** BEGIN Data provided **

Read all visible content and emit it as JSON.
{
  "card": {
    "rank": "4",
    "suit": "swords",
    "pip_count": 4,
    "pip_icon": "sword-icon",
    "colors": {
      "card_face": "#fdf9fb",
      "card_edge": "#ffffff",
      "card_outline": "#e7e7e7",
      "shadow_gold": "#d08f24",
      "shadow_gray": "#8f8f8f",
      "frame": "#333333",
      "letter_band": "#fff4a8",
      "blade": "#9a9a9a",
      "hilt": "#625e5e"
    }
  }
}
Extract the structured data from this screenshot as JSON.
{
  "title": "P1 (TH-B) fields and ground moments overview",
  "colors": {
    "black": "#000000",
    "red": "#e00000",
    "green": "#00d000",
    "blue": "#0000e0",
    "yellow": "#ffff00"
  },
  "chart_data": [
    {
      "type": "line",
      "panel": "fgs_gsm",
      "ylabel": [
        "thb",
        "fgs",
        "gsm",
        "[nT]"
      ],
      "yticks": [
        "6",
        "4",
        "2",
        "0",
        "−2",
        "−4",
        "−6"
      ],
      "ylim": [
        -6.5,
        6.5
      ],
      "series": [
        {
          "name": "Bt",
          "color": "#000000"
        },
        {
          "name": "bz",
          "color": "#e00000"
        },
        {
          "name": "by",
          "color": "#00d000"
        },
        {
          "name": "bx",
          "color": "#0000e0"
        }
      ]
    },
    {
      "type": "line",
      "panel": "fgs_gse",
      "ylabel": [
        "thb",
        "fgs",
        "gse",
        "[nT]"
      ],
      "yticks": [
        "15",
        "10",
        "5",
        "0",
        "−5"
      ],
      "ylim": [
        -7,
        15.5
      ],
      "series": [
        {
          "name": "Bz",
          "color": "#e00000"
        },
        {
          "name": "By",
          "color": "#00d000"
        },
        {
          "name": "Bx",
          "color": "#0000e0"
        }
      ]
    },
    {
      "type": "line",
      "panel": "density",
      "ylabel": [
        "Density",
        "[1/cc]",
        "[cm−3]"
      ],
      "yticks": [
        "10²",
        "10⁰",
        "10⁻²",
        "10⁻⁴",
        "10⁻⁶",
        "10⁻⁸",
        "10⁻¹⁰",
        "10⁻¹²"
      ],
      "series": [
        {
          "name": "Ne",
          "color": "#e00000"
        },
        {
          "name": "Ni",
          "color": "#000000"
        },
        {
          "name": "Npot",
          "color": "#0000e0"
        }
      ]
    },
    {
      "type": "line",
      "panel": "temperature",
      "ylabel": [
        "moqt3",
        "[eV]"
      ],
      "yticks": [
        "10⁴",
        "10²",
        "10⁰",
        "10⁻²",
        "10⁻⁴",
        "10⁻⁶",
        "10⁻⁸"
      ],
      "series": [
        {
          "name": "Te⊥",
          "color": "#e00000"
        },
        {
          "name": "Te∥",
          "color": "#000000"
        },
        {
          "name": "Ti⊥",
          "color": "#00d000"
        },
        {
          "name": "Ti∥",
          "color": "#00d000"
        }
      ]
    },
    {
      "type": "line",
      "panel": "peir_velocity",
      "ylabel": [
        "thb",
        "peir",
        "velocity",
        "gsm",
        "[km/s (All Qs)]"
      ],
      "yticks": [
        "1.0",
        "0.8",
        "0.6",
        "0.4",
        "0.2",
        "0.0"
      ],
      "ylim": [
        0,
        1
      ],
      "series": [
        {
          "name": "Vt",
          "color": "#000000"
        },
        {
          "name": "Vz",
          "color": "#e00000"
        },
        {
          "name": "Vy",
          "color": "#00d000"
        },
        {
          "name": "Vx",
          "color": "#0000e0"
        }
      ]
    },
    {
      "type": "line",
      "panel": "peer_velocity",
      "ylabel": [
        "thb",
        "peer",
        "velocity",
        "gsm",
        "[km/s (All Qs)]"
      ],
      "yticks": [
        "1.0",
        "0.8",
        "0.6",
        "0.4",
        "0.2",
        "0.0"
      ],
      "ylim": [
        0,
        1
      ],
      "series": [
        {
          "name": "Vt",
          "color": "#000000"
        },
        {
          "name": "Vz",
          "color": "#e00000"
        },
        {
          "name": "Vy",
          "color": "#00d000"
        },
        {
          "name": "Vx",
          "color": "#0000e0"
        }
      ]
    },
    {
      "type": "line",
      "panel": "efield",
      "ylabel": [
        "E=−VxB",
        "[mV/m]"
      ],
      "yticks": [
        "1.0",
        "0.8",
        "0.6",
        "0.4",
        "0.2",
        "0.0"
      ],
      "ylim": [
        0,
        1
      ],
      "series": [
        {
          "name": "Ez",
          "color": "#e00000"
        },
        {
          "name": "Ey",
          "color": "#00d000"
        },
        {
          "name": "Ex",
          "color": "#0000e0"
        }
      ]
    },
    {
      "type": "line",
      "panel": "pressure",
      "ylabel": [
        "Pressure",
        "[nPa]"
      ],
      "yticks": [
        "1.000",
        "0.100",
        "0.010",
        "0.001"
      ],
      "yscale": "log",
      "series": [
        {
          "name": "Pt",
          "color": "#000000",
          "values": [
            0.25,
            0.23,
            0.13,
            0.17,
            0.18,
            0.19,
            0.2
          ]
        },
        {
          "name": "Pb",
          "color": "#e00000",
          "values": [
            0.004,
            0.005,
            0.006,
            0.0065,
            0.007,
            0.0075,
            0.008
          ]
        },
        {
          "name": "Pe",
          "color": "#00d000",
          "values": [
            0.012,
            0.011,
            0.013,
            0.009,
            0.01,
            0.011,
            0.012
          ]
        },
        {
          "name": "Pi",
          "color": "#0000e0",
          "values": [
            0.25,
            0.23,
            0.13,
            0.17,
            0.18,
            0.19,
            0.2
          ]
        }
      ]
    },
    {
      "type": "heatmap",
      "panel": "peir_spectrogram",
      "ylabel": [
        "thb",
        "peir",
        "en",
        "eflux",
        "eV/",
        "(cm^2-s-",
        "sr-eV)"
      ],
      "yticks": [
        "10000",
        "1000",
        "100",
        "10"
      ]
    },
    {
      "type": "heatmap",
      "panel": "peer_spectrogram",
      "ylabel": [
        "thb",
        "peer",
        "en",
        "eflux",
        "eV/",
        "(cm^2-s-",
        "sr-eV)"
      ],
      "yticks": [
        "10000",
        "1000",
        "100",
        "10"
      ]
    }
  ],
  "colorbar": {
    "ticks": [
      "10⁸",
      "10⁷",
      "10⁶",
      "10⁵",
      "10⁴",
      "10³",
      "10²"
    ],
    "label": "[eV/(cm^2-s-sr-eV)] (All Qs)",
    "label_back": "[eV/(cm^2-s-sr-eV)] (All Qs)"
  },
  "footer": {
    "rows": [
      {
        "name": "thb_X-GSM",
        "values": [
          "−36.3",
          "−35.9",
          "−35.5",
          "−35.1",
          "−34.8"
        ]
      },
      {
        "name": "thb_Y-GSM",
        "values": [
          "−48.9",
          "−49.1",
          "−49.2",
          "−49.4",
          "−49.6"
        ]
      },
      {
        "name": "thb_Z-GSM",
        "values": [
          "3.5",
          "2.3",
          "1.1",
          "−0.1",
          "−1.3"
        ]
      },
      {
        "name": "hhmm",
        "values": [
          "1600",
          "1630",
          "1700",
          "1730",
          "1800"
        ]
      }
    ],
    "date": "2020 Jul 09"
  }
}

** END Data provided **

Where a line holds "panel", copy that line.

◆ Result ◆
      "panel": "fgs_gsm",
      "panel": "fgs_gse",
      "panel": "density",
      "panel": "temperature",
      "panel": "peir_velocity",
      "panel": "peer_velocity",
      "panel": "efield",
      "panel": "pressure",
      "panel": "peir_spectrogram",
      "panel": "peer_spectrogram",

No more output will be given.